* **Material for this task**:

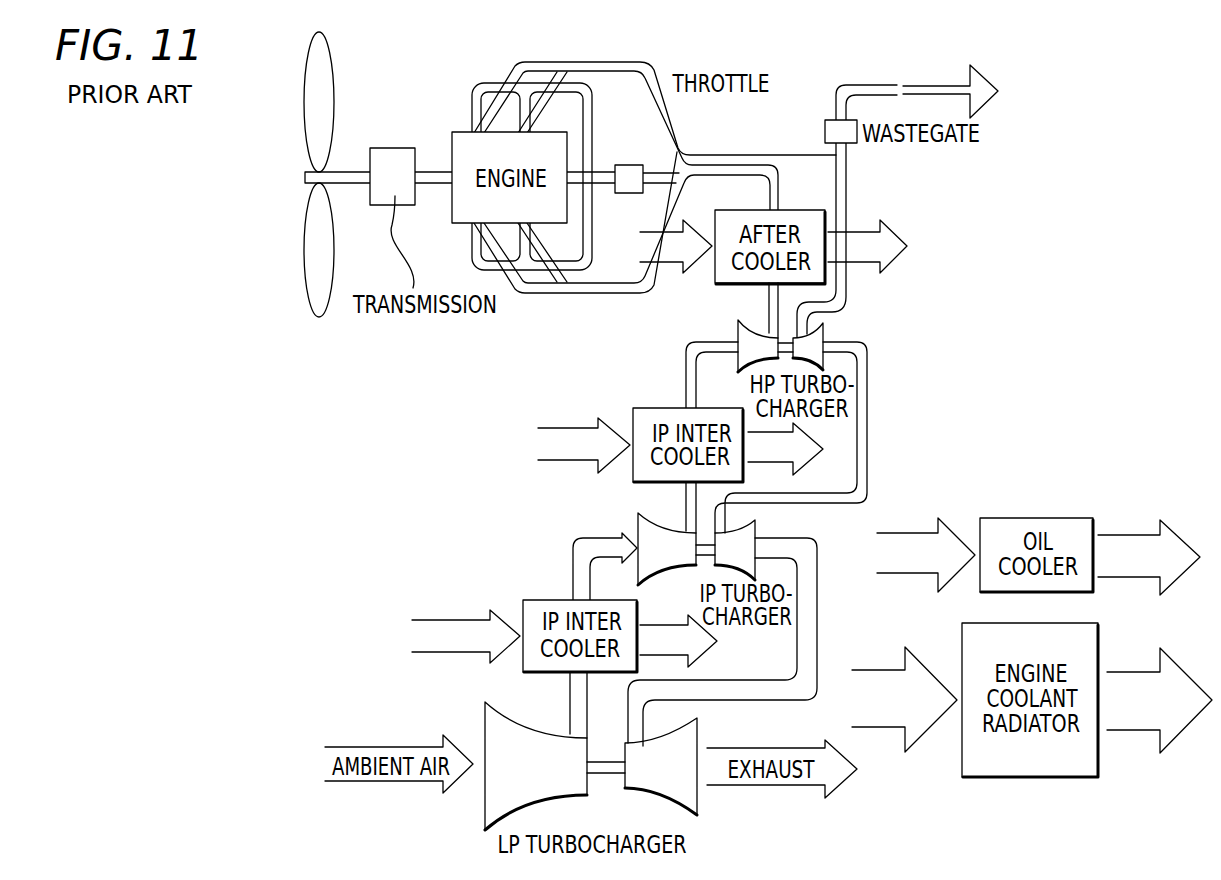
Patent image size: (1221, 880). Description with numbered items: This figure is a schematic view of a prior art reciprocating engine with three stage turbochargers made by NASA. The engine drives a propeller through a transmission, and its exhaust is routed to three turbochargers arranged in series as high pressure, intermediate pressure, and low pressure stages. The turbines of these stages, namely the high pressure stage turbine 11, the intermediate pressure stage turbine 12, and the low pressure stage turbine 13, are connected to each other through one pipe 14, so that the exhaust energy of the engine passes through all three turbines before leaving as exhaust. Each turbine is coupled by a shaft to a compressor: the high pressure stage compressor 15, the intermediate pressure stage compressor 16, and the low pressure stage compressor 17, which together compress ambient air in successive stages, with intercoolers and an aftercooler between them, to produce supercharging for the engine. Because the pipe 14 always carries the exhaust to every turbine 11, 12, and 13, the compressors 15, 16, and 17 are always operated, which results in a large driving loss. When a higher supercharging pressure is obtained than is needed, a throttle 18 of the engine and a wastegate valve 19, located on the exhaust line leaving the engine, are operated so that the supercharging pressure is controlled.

The high pressure stage turbine 11 is at (817, 339).
The intermediate pressure stage turbine 12 is at (752, 533).
The low pressure stage turbine 13 is at (687, 748).
The pipe 14 is at (810, 631).
The high pressure stage compressor 15 is at (743, 333).
The intermediate pressure stage compressor 16 is at (645, 532).
The low pressure stage compressor 17 is at (492, 798).
The throttle 18 is at (636, 166).
The wastegate valve 19 is at (853, 143).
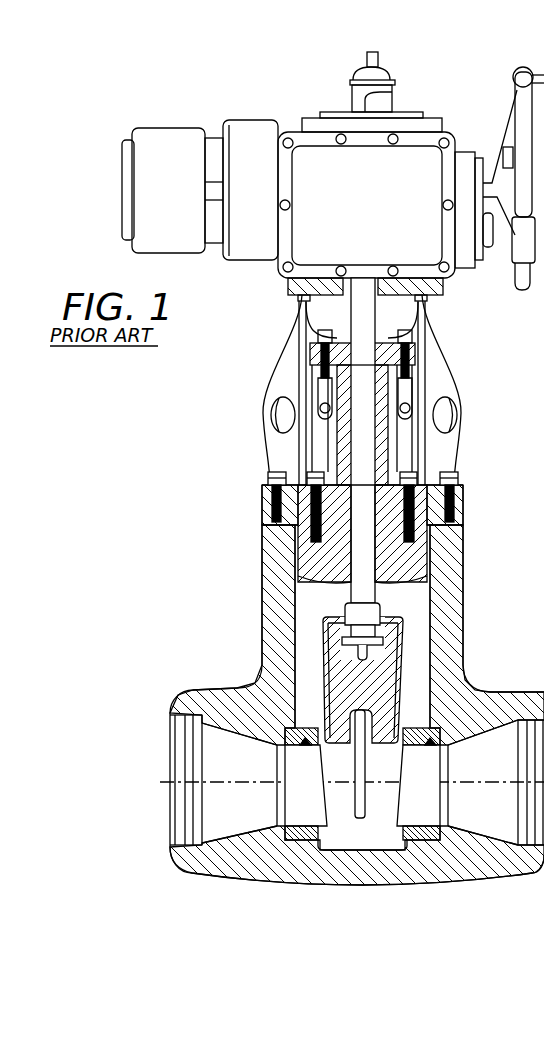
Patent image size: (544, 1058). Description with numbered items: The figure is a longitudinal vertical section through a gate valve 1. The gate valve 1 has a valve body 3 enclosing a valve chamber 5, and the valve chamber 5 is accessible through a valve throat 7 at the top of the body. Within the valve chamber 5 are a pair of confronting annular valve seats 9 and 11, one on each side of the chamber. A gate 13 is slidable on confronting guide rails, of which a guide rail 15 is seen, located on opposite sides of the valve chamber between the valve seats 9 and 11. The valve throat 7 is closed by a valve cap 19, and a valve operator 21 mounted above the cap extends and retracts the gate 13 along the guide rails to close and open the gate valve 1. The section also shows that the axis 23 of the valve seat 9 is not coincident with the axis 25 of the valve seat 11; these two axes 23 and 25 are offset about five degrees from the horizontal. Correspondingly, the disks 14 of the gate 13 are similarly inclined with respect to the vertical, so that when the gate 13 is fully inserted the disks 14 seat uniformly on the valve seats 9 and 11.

The gate valve 1 is at (209, 481).
The valve body 3 is at (262, 566).
The valve chamber 5 is at (420, 656).
The valve throat 7 is at (405, 587).
The valve seat 9 is at (390, 843).
The valve seat 11 is at (337, 843).
The gate 13 is at (337, 623).
The disks 14 is at (323, 650).
The guide rail 15 is at (367, 762).
The valve cap 19 is at (463, 488).
The valve operator 21 is at (472, 318).
The axis 23 is at (410, 788).
The axis 25 is at (278, 786).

* **Task directions**:
Copy the lines from the line with "Patent image size: (544, 1058)." through the last line, swapping "longitudinal" for "lengthwise" and keeping everything else unchanged.

* **Exercise response**:
Patent image size: (544, 1058). Description with numbered items: The figure is a lengthwise vertical section through a gate valve 1. The gate valve 1 has a valve body 3 enclosing a valve chamber 5, and the valve chamber 5 is accessible through a valve throat 7 at the top of the body. Within the valve chamber 5 are a pair of confronting annular valve seats 9 and 11, one on each side of the chamber. A gate 13 is slidable on confronting guide rails, of which a guide rail 15 is seen, located on opposite sides of the valve chamber between the valve seats 9 and 11. The valve throat 7 is closed by a valve cap 19, and a valve operator 21 mounted above the cap extends and retracts the gate 13 along the guide rails to close and open the gate valve 1. The section also shows that the axis 23 of the valve seat 9 is not coincident with the axis 25 of the valve seat 11; these two axes 23 and 25 are offset about five degrees from the horizontal. Correspondingly, the disks 14 of the gate 13 are similarly inclined with respect to the vertical, so that when the gate 13 is fully inserted the disks 14 seat uniformly on the valve seats 9 and 11.

The gate valve 1 is at (209, 481).
The valve body 3 is at (262, 566).
The valve chamber 5 is at (420, 656).
The valve throat 7 is at (405, 587).
The valve seat 9 is at (390, 843).
The valve seat 11 is at (337, 843).
The gate 13 is at (337, 623).
The disks 14 is at (323, 650).
The guide rail 15 is at (367, 762).
The valve cap 19 is at (463, 488).
The valve operator 21 is at (472, 318).
The axis 23 is at (410, 788).
The axis 25 is at (278, 786).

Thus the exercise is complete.